TASK TO CARRY OUT ::
Can you put every line of the data below into a numbered list, skipping any blank lines and leaving the pictures out?

[Records excerpted from a collection]
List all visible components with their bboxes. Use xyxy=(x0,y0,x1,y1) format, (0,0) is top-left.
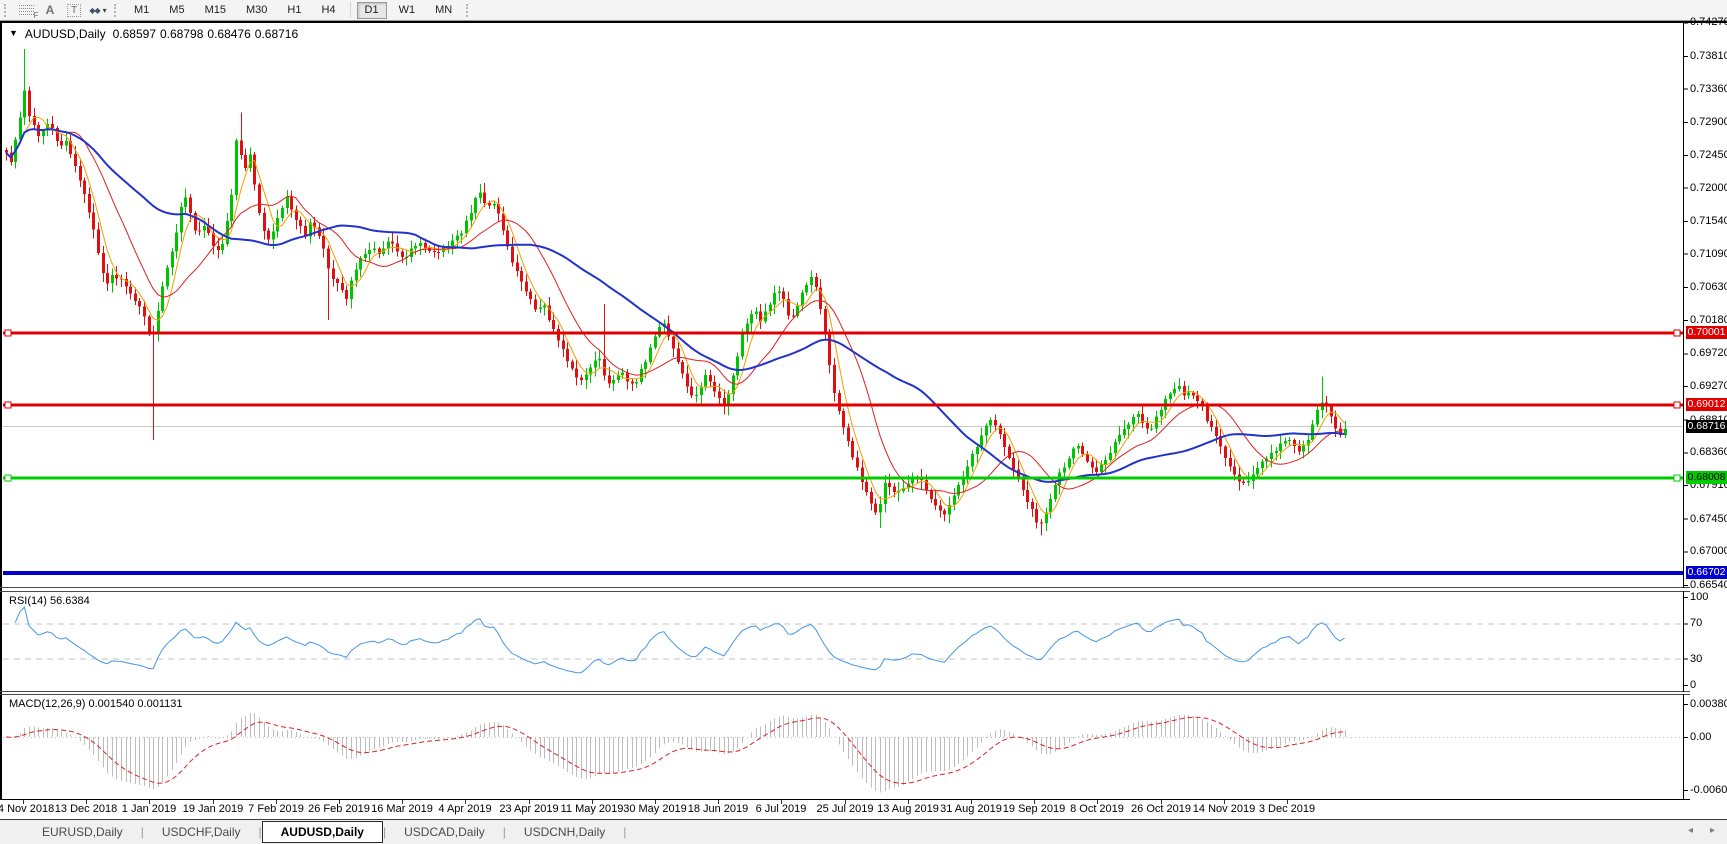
date-tick-label: 6 Jul 2019 xyxy=(755,803,807,815)
ohlc-low: 0.68476 xyxy=(207,27,251,41)
ohlc-close: 0.68716 xyxy=(254,27,299,41)
tab-scroll-left-icon[interactable]: ◂ xyxy=(1688,825,1693,836)
timeframe-mn-button[interactable]: MN xyxy=(427,2,460,19)
date-tick-label: 24 Nov 2018 xyxy=(0,803,55,815)
toolbar: F A T ◆◆ ▾ M1 M5 M15 M30 H1 H4 D1 W1 MN xyxy=(0,0,1727,21)
price-line-badge: 0.70001 xyxy=(1686,326,1727,339)
price-tick-label: 0.69270 xyxy=(1690,380,1727,393)
date-tick-label: 30 May 2019 xyxy=(623,803,687,815)
date-tick-label: 3 Dec 2019 xyxy=(1258,803,1316,815)
chart-tab-bar: EURUSD,Daily | USDCHF,Daily | AUDUSD,Daily | U… xyxy=(0,819,1727,844)
chart-symbol-period: AUDUSD,Daily xyxy=(24,27,106,41)
timeframe-h1-button[interactable]: H1 xyxy=(279,2,309,19)
chart-tab-eurusd[interactable]: EURUSD,Daily xyxy=(24,821,141,843)
price-line-badge: 0.66702 xyxy=(1686,566,1727,580)
price-tick-label: 0.70630 xyxy=(1690,281,1727,294)
tab-separator: | xyxy=(623,825,627,839)
price-tick-label: 0.70180 xyxy=(1690,313,1727,326)
date-tick-label: 7 Feb 2019 xyxy=(248,803,304,815)
ohlc-high: 0.68798 xyxy=(160,27,204,41)
rsi-scale-label: 100 xyxy=(1690,591,1709,603)
price-tick-label: 0.67450 xyxy=(1690,512,1727,525)
date-tick-label: 26 Oct 2019 xyxy=(1131,803,1191,815)
timeframe-m1-button[interactable]: M1 xyxy=(126,2,157,19)
price-line-badge: 0.68008 xyxy=(1686,471,1727,485)
price-tick-label: 0.71090 xyxy=(1690,247,1727,260)
timeframe-m15-button[interactable]: M15 xyxy=(197,2,234,19)
time-axis[interactable]: 24 Nov 201813 Dec 20181 Jan 2019 19 Jan 2… xyxy=(0,800,1727,819)
date-tick-label: 13 Dec 2018 xyxy=(54,803,118,815)
timeframe-m30-button[interactable]: M30 xyxy=(238,2,275,19)
date-tick-label: 19 Sep 2019 xyxy=(1002,803,1066,815)
price-tick-label: 0.73810 xyxy=(1690,49,1727,62)
macd-scale-label: -0.006087 xyxy=(1690,783,1727,796)
chart-tab-audusd[interactable]: AUDUSD,Daily xyxy=(261,821,383,843)
date-tick-label: 4 Apr 2019 xyxy=(438,803,492,815)
timeframe-h4-button[interactable]: H4 xyxy=(313,2,343,19)
price-line-badge: 0.68716 xyxy=(1686,419,1727,433)
date-tick-label: 11 May 2019 xyxy=(560,803,624,815)
chart-header: ▼ AUDUSD,Daily 0.68597 0.68798 0.68476 0… xyxy=(9,27,298,41)
date-tick-label: 26 Feb 2019 xyxy=(308,803,370,815)
date-tick-label: 16 Mar 2019 xyxy=(371,803,433,815)
macd-indicator-label: MACD(12,26,9) 0.001540 0.001131 xyxy=(9,698,183,710)
collapse-ohlc-icon[interactable]: ▼ xyxy=(9,27,18,41)
toolbar-separator xyxy=(349,2,351,18)
toolbar-grip[interactable] xyxy=(114,3,118,17)
date-tick-label: 25 Jul 2019 xyxy=(816,803,874,815)
price-tick-label: 0.67000 xyxy=(1690,545,1727,558)
rsi-scale-label: 70 xyxy=(1690,617,1703,630)
ohlc-open: 0.68597 xyxy=(112,27,156,41)
arrows-icon: ◆◆ xyxy=(89,5,100,15)
price-tick-label: 0.69720 xyxy=(1690,347,1727,360)
price-tick-label: 0.74270 xyxy=(1690,16,1727,29)
timeframe-d1-button[interactable]: D1 xyxy=(356,1,387,19)
fibonacci-icon: F xyxy=(18,4,39,20)
text-tool-button[interactable]: T xyxy=(64,2,84,19)
price-tick-label: 0.72450 xyxy=(1690,148,1727,161)
rsi-indicator-label: RSI(14) 56.6384 xyxy=(9,595,90,607)
main-chart-canvas[interactable] xyxy=(0,22,1690,588)
chart-tab-usdcnh[interactable]: USDCNH,Daily xyxy=(506,821,623,843)
date-tick-label: 8 Oct 2019 xyxy=(1070,803,1124,815)
chart-tab-usdcad[interactable]: USDCAD,Daily xyxy=(386,821,503,843)
date-tick-label: 1 Jan 2019 xyxy=(121,803,177,815)
chevron-down-icon[interactable]: ▾ xyxy=(103,6,107,15)
price-line-badge: 0.69012 xyxy=(1686,397,1727,411)
toolbar-grip[interactable] xyxy=(466,3,470,17)
price-tick-label: 0.71540 xyxy=(1690,214,1727,227)
timeframe-w1-button[interactable]: W1 xyxy=(391,2,424,19)
text-label-icon: A xyxy=(45,3,55,17)
rsi-scale-label: 30 xyxy=(1690,652,1703,665)
date-tick-label: 19 Jan 2019 xyxy=(182,803,244,815)
price-tick-label: 0.72000 xyxy=(1690,181,1727,194)
rsi-panel-canvas[interactable] xyxy=(0,591,1690,692)
macd-scale-label: 0.00 xyxy=(1690,731,1712,743)
chart-tabs: EURUSD,Daily | USDCHF,Daily | AUDUSD,Daily | U… xyxy=(24,820,626,844)
rsi-scale-label: 0 xyxy=(1690,679,1697,691)
macd-panel-canvas[interactable] xyxy=(0,694,1690,800)
tab-scroll-right-icon[interactable]: ▸ xyxy=(1710,825,1715,836)
toolbar-grip[interactable] xyxy=(4,3,8,17)
price-tick-label: 0.73360 xyxy=(1690,82,1727,95)
date-tick-label: 13 Aug 2019 xyxy=(877,803,939,815)
price-tick-label: 0.72900 xyxy=(1690,116,1727,128)
timeframe-toolbar: M1 M5 M15 M30 H1 H4 D1 W1 MN xyxy=(124,1,462,19)
date-tick-label: 31 Aug 2019 xyxy=(940,803,1002,815)
arrows-tool-button[interactable]: ◆◆ ▾ xyxy=(88,2,108,19)
date-tick-label: 18 Jun 2019 xyxy=(687,803,749,815)
price-tick-label: 0.66540 xyxy=(1690,578,1727,591)
text-tool-icon: T xyxy=(66,3,82,17)
chart-tab-usdchf[interactable]: USDCHF,Daily xyxy=(144,821,259,843)
timeframe-m5-button[interactable]: M5 xyxy=(161,2,192,19)
fibonacci-tool-button[interactable]: F xyxy=(16,2,39,20)
price-tick-label: 0.68360 xyxy=(1690,446,1727,459)
text-label-tool-button[interactable]: A xyxy=(40,2,60,19)
date-tick-label: 14 Nov 2019 xyxy=(1192,803,1256,815)
date-tick-label: 23 Apr 2019 xyxy=(499,803,559,815)
macd-scale-label: 0.003804 xyxy=(1690,698,1727,711)
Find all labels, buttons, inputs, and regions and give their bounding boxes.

SOLUTION FOR THIS EXERCISE ::
1. List all visible components with their bboxes. Use xyxy=(x0,y0,x1,y1) format, (0,0) is top-left.
2. date-tick-label: 6 Jul 2019 xyxy=(755,803,807,815)
3. ohlc-low: 0.68476 xyxy=(207,27,251,41)
4. ohlc-close: 0.68716 xyxy=(254,27,299,41)
5. tab-scroll-left-icon[interactable]: ◂ xyxy=(1688,825,1693,836)
6. timeframe-mn-button[interactable]: MN xyxy=(427,2,460,19)
7. date-tick-label: 24 Nov 2018 xyxy=(0,803,55,815)
8. toolbar: F A T ◆◆ ▾ M1 M5 M15 M30 H1 H4 D1 W1 MN xyxy=(0,0,1727,21)
9. price-line-badge: 0.70001 xyxy=(1686,326,1727,339)
10. price-tick-label: 0.69270 xyxy=(1690,380,1727,393)
11. date-tick-label: 30 May 2019 xyxy=(623,803,687,815)
12. date-tick-label: 3 Dec 2019 xyxy=(1258,803,1316,815)
13. chart-tab-bar: EURUSD,Daily | USDCHF,Daily | AUDUSD,Daily | U… xyxy=(0,819,1727,844)
14. chart-symbol-period: AUDUSD,Daily xyxy=(24,27,106,41)
15. timeframe-h1-button[interactable]: H1 xyxy=(279,2,309,19)
16. chart-tab-eurusd[interactable]: EURUSD,Daily xyxy=(24,821,141,843)
17. price-line-badge: 0.66702 xyxy=(1686,566,1727,580)
18. price-tick-label: 0.70630 xyxy=(1690,281,1727,294)
19. tab-separator: | xyxy=(623,825,627,839)
20. price-tick-label: 0.70180 xyxy=(1690,313,1727,326)
21. date-tick-label: 7 Feb 2019 xyxy=(248,803,304,815)
22. ohlc-high: 0.68798 xyxy=(160,27,204,41)
23. rsi-scale-label: 100 xyxy=(1690,591,1709,603)
24. price-tick-label: 0.67450 xyxy=(1690,512,1727,525)
25. date-tick-label: 26 Oct 2019 xyxy=(1131,803,1191,815)
26. timeframe-m1-button[interactable]: M1 xyxy=(126,2,157,19)
27. price-line-badge: 0.68008 xyxy=(1686,471,1727,485)
28. price-tick-label: 0.71090 xyxy=(1690,247,1727,260)
29. timeframe-m15-button[interactable]: M15 xyxy=(197,2,234,19)
30. time-axis[interactable]: 24 Nov 201813 Dec 20181 Jan 2019 19 Jan 2… xyxy=(0,800,1727,819)
31. date-tick-label: 13 Dec 2018 xyxy=(54,803,118,815)
32. timeframe-m30-button[interactable]: M30 xyxy=(238,2,275,19)
33. date-tick-label: 19 Sep 2019 xyxy=(1002,803,1066,815)
34. price-tick-label: 0.73810 xyxy=(1690,49,1727,62)
35. macd-scale-label: -0.006087 xyxy=(1690,783,1727,796)
36. chart-tab-audusd[interactable]: AUDUSD,Daily xyxy=(261,821,383,843)
37. date-tick-label: 4 Apr 2019 xyxy=(438,803,492,815)
38. timeframe-h4-button[interactable]: H4 xyxy=(313,2,343,19)
39. price-line-badge: 0.68716 xyxy=(1686,419,1727,433)
40. date-tick-label: 11 May 2019 xyxy=(560,803,624,815)
41. chart-header: ▼ AUDUSD,Daily 0.68597 0.68798 0.68476 0… xyxy=(9,27,298,41)
42. date-tick-label: 26 Feb 2019 xyxy=(308,803,370,815)
43. date-tick-label: 16 Mar 2019 xyxy=(371,803,433,815)
44. macd-indicator-label: MACD(12,26,9) 0.001540 0.001131 xyxy=(9,698,183,710)
45. collapse-ohlc-icon[interactable]: ▼ xyxy=(9,27,18,41)
46. toolbar-separator xyxy=(349,2,351,18)
47. toolbar-grip[interactable] xyxy=(114,3,118,17)
48. date-tick-label: 25 Jul 2019 xyxy=(816,803,874,815)
49. price-tick-label: 0.67000 xyxy=(1690,545,1727,558)
50. rsi-scale-label: 70 xyxy=(1690,617,1703,630)
51. ohlc-open: 0.68597 xyxy=(112,27,156,41)
52. arrows-icon: ◆◆ xyxy=(89,5,100,15)
53. price-tick-label: 0.69720 xyxy=(1690,347,1727,360)
54. price-tick-label: 0.74270 xyxy=(1690,16,1727,29)
55. timeframe-d1-button[interactable]: D1 xyxy=(356,1,387,19)
56. fibonacci-icon: F xyxy=(18,4,39,20)
57. text-tool-button[interactable]: T xyxy=(64,2,84,19)
58. price-tick-label: 0.72450 xyxy=(1690,148,1727,161)
59. rsi-indicator-label: RSI(14) 56.6384 xyxy=(9,595,90,607)
60. main-chart-canvas[interactable] xyxy=(0,22,1690,588)
61. chart-tab-usdcnh[interactable]: USDCNH,Daily xyxy=(506,821,623,843)
62. date-tick-label: 8 Oct 2019 xyxy=(1070,803,1124,815)
63. chart-tab-usdcad[interactable]: USDCAD,Daily xyxy=(386,821,503,843)
64. date-tick-label: 1 Jan 2019 xyxy=(121,803,177,815)
65. chevron-down-icon[interactable]: ▾ xyxy=(103,6,107,15)
66. price-line-badge: 0.69012 xyxy=(1686,397,1727,411)
67. toolbar-grip[interactable] xyxy=(466,3,470,17)
68. price-tick-label: 0.71540 xyxy=(1690,214,1727,227)
69. timeframe-w1-button[interactable]: W1 xyxy=(391,2,424,19)
70. text-label-icon: A xyxy=(45,3,55,17)
71. rsi-scale-label: 30 xyxy=(1690,652,1703,665)
72. date-tick-label: 19 Jan 2019 xyxy=(182,803,244,815)
73. price-tick-label: 0.72000 xyxy=(1690,181,1727,194)
74. rsi-panel-canvas[interactable] xyxy=(0,591,1690,692)
75. macd-scale-label: 0.00 xyxy=(1690,731,1712,743)
76. chart-tabs: EURUSD,Daily | USDCHF,Daily | AUDUSD,Daily | U… xyxy=(24,820,626,844)
77. rsi-scale-label: 0 xyxy=(1690,679,1697,691)
78. macd-panel-canvas[interactable] xyxy=(0,694,1690,800)
79. tab-scroll-right-icon[interactable]: ▸ xyxy=(1710,825,1715,836)
80. toolbar-grip[interactable] xyxy=(4,3,8,17)
81. price-tick-label: 0.73360 xyxy=(1690,82,1727,95)
82. date-tick-label: 13 Aug 2019 xyxy=(877,803,939,815)
83. price-tick-label: 0.72900 xyxy=(1690,116,1727,128)
84. timeframe-toolbar: M1 M5 M15 M30 H1 H4 D1 W1 MN xyxy=(124,1,462,19)
85. date-tick-label: 31 Aug 2019 xyxy=(940,803,1002,815)
86. arrows-tool-button[interactable]: ◆◆ ▾ xyxy=(88,2,108,19)
87. date-tick-label: 18 Jun 2019 xyxy=(687,803,749,815)
88. price-tick-label: 0.66540 xyxy=(1690,578,1727,591)
89. text-tool-icon: T xyxy=(66,3,82,17)
90. chart-tab-usdchf[interactable]: USDCHF,Daily xyxy=(144,821,259,843)
91. timeframe-m5-button[interactable]: M5 xyxy=(161,2,192,19)
92. fibonacci-tool-button[interactable]: F xyxy=(16,2,39,20)
93. price-tick-label: 0.68360 xyxy=(1690,446,1727,459)
94. text-label-tool-button[interactable]: A xyxy=(40,2,60,19)
95. date-tick-label: 14 Nov 2019 xyxy=(1192,803,1256,815)
96. date-tick-label: 23 Apr 2019 xyxy=(499,803,559,815)
97. macd-scale-label: 0.003804 xyxy=(1690,698,1727,711)
98. Find all labels, buttons, inputs, and regions and give their bounding boxes.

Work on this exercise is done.